**AIM**
Reproduce each line bearing the word "Осуществляет".
------ EXERCISE DATA
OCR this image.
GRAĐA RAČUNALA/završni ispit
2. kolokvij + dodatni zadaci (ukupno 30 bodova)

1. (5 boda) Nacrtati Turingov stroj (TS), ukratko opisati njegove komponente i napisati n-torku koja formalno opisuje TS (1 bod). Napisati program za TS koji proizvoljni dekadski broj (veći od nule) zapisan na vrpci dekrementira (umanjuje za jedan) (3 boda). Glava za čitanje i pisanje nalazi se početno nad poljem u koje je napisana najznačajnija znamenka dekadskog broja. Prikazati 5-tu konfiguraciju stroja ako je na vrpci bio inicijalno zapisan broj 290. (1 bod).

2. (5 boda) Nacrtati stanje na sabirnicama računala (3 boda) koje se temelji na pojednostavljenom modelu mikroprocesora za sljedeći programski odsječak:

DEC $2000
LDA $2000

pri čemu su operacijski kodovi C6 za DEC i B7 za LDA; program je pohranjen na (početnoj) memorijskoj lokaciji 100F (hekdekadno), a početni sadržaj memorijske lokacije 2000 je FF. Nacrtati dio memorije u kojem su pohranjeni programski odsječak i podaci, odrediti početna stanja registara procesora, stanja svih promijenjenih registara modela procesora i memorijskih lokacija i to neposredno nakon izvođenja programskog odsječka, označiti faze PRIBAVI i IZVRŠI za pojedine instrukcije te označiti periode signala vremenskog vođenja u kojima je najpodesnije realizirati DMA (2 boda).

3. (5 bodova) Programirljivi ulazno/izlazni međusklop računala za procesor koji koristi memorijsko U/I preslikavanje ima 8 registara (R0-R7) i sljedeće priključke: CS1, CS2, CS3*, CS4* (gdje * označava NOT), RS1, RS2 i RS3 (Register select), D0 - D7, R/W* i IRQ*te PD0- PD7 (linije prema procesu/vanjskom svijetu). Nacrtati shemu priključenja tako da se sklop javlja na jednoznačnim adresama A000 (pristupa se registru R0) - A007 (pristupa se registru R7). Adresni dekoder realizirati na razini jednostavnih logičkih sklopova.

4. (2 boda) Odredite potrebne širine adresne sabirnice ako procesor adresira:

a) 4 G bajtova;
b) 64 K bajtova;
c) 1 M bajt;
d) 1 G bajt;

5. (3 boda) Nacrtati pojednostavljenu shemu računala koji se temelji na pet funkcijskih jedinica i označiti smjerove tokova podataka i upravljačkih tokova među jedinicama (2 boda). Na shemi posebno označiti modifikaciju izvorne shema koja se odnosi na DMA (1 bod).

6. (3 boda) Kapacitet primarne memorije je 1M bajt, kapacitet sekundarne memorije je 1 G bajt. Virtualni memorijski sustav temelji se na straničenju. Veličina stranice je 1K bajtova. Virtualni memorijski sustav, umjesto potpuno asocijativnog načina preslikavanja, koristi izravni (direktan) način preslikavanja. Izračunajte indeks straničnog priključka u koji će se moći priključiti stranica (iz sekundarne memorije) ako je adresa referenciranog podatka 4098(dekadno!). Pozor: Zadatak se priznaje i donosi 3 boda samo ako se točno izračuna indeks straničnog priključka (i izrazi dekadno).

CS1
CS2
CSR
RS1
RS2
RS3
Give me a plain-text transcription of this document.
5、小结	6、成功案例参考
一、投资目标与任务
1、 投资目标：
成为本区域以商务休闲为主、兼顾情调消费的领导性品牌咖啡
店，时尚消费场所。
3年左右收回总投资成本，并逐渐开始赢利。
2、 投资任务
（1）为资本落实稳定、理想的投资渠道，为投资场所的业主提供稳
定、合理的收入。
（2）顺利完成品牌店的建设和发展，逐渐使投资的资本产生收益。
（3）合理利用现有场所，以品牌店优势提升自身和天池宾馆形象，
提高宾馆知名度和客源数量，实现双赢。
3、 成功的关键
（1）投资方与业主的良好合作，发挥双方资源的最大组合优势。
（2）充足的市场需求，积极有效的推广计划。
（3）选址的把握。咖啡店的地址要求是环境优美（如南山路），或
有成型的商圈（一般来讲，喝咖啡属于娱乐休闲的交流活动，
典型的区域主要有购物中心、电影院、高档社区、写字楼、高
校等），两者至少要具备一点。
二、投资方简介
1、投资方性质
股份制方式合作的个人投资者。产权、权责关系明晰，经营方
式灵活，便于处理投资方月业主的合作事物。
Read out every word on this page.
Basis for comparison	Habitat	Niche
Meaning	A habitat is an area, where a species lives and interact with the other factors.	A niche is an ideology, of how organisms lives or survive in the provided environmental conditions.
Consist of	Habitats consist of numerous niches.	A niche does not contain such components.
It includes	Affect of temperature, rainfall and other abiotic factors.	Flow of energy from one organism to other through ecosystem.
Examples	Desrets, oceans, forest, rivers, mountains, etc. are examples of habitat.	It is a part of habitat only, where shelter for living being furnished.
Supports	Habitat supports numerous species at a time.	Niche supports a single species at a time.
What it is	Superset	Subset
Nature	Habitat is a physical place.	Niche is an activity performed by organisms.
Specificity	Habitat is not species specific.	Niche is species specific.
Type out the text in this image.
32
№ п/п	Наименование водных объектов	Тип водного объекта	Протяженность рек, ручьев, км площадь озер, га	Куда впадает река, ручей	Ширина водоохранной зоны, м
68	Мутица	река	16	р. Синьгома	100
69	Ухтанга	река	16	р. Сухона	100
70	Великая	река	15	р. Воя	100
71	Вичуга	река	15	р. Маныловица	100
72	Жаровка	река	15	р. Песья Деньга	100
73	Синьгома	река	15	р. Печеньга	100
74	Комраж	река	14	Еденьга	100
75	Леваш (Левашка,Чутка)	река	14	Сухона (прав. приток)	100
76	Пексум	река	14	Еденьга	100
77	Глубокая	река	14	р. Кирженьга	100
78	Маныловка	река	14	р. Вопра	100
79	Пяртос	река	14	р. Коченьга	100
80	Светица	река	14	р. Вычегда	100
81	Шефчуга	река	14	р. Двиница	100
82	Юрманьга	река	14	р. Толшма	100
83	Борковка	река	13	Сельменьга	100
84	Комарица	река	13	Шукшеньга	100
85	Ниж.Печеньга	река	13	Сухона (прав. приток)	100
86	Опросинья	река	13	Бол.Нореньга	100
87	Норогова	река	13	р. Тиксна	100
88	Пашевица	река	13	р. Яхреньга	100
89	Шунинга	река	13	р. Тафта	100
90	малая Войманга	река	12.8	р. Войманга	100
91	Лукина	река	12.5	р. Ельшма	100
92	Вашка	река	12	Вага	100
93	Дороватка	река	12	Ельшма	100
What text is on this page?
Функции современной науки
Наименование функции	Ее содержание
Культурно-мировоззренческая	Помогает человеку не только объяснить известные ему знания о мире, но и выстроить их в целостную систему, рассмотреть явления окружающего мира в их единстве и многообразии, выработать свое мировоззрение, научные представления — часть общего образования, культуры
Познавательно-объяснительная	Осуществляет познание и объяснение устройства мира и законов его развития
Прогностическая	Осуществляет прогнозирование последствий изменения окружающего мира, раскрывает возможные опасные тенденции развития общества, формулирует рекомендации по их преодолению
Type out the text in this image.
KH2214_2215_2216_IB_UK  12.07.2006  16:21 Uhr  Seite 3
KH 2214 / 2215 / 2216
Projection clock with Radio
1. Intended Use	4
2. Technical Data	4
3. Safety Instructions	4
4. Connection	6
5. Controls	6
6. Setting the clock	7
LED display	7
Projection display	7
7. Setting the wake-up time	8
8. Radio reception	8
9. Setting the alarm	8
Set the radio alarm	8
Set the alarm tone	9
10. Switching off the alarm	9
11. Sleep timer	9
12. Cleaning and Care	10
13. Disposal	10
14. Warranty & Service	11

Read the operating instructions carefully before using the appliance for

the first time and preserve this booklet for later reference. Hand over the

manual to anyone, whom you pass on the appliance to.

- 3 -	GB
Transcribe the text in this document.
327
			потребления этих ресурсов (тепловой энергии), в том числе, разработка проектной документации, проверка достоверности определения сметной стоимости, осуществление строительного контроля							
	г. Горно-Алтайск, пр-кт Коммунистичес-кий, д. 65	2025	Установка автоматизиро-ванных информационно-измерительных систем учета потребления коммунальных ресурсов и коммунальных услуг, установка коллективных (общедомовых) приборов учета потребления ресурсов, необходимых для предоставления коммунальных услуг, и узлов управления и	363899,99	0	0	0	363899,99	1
------------
**ANSWER FOR THIS EXERCISE**
Познавательно-объяснительная	Осуществляет познание и объяснение устройства мира и законов его развития
Прогностическая	Осуществляет прогнозирование последствий изменения окружающего мира, раскрывает возможные опасные тенденции развития общества, формулирует рекомендации по их преодолению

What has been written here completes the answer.